--- What is asked ---
Repeat all of the records verbatim.

--- Data for the task ---
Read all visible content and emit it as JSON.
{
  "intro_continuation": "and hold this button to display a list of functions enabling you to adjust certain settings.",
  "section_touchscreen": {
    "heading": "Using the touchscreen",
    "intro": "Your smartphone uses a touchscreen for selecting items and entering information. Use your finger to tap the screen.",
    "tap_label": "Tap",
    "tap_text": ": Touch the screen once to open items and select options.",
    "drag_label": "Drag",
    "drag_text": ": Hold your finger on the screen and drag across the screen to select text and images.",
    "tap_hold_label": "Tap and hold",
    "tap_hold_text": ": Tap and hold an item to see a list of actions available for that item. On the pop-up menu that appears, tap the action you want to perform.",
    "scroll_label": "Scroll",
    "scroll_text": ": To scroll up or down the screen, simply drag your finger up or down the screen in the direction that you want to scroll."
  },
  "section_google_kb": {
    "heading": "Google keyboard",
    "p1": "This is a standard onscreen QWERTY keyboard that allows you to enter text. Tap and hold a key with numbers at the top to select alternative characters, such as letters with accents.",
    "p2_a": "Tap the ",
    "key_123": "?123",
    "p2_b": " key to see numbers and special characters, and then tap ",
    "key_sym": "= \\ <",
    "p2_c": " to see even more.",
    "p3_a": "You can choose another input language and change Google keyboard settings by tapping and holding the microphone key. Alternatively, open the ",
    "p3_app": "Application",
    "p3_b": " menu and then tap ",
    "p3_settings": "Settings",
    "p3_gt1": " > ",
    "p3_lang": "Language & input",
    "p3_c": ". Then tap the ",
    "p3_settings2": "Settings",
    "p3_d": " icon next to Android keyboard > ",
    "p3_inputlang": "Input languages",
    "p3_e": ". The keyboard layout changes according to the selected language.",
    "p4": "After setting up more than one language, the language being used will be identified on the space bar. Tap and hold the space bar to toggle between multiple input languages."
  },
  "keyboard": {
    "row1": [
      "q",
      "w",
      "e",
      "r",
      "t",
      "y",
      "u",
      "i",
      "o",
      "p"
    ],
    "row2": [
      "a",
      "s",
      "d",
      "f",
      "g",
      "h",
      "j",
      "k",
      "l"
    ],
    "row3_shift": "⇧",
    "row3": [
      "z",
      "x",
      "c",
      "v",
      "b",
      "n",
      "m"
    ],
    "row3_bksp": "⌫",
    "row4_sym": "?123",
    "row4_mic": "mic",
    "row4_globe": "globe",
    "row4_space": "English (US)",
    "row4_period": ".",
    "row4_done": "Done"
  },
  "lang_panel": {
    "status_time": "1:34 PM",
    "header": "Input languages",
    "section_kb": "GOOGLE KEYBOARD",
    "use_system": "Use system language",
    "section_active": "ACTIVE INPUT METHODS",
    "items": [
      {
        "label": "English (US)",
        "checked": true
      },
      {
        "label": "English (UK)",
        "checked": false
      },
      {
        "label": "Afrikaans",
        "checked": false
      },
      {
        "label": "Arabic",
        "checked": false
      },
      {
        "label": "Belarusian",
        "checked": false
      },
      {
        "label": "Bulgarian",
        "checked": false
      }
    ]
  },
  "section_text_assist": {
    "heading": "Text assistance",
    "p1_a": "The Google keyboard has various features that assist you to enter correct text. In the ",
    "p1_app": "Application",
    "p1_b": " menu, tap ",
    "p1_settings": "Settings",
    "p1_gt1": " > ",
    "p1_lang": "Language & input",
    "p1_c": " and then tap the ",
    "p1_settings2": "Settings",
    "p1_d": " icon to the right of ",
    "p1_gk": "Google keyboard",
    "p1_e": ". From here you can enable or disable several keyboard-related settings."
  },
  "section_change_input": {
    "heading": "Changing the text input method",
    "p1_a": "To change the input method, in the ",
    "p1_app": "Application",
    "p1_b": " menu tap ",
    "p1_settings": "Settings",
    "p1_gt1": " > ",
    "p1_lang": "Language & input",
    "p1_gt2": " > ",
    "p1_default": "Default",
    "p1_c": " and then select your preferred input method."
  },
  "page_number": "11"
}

--- Expected output ---
Read all visible content and emit it as JSON.
{
  "intro_continuation": "and hold this button to display a list of functions enabling you to adjust certain settings.",
  "section_touchscreen": {
    "heading": "Using the touchscreen",
    "intro": "Your smartphone uses a touchscreen for selecting items and entering information. Use your finger to tap the screen.",
    "tap_label": "Tap",
    "tap_text": ": Touch the screen once to open items and select options.",
    "drag_label": "Drag",
    "drag_text": ": Hold your finger on the screen and drag across the screen to select text and images.",
    "tap_hold_label": "Tap and hold",
    "tap_hold_text": ": Tap and hold an item to see a list of actions available for that item. On the pop-up menu that appears, tap the action you want to perform.",
    "scroll_label": "Scroll",
    "scroll_text": ": To scroll up or down the screen, simply drag your finger up or down the screen in the direction that you want to scroll."
  },
  "section_google_kb": {
    "heading": "Google keyboard",
    "p1": "This is a standard onscreen QWERTY keyboard that allows you to enter text. Tap and hold a key with numbers at the top to select alternative characters, such as letters with accents.",
    "p2_a": "Tap the ",
    "key_123": "?123",
    "p2_b": " key to see numbers and special characters, and then tap ",
    "key_sym": "= \\ <",
    "p2_c": " to see even more.",
    "p3_a": "You can choose another input language and change Google keyboard settings by tapping and holding the microphone key. Alternatively, open the ",
    "p3_app": "Application",
    "p3_b": " menu and then tap ",
    "p3_settings": "Settings",
    "p3_gt1": " > ",
    "p3_lang": "Language & input",
    "p3_c": ". Then tap the ",
    "p3_settings2": "Settings",
    "p3_d": " icon next to Android keyboard > ",
    "p3_inputlang": "Input languages",
    "p3_e": ". The keyboard layout changes according to the selected language.",
    "p4": "After setting up more than one language, the language being used will be identified on the space bar. Tap and hold the space bar to toggle between multiple input languages."
  },
  "keyboard": {
    "row1": [
      "q",
      "w",
      "e",
      "r",
      "t",
      "y",
      "u",
      "i",
      "o",
      "p"
    ],
    "row2": [
      "a",
      "s",
      "d",
      "f",
      "g",
      "h",
      "j",
      "k",
      "l"
    ],
    "row3_shift": "⇧",
    "row3": [
      "z",
      "x",
      "c",
      "v",
      "b",
      "n",
      "m"
    ],
    "row3_bksp": "⌫",
    "row4_sym": "?123",
    "row4_mic": "mic",
    "row4_globe": "globe",
    "row4_space": "English (US)",
    "row4_period": ".",
    "row4_done": "Done"
  },
  "lang_panel": {
    "status_time": "1:34 PM",
    "header": "Input languages",
    "section_kb": "GOOGLE KEYBOARD",
    "use_system": "Use system language",
    "section_active": "ACTIVE INPUT METHODS",
    "items": [
      {
        "label": "English (US)",
        "checked": true
      },
      {
        "label": "English (UK)",
        "checked": false
      },
      {
        "label": "Afrikaans",
        "checked": false
      },
      {
        "label": "Arabic",
        "checked": false
      },
      {
        "label": "Belarusian",
        "checked": false
      },
      {
        "label": "Bulgarian",
        "checked": false
      }
    ]
  },
  "section_text_assist": {
    "heading": "Text assistance",
    "p1_a": "The Google keyboard has various features that assist you to enter correct text. In the ",
    "p1_app": "Application",
    "p1_b": " menu, tap ",
    "p1_settings": "Settings",
    "p1_gt1": " > ",
    "p1_lang": "Language & input",
    "p1_c": " and then tap the ",
    "p1_settings2": "Settings",
    "p1_d": " icon to the right of ",
    "p1_gk": "Google keyboard",
    "p1_e": ". From here you can enable or disable several keyboard-related settings."
  },
  "section_change_input": {
    "heading": "Changing the text input method",
    "p1_a": "To change the input method, in the ",
    "p1_app": "Application",
    "p1_b": " menu tap ",
    "p1_settings": "Settings",
    "p1_gt1": " > ",
    "p1_lang": "Language & input",
    "p1_gt2": " > ",
    "p1_default": "Default",
    "p1_c": " and then select your preferred input method."
  },
  "page_number": "11"
}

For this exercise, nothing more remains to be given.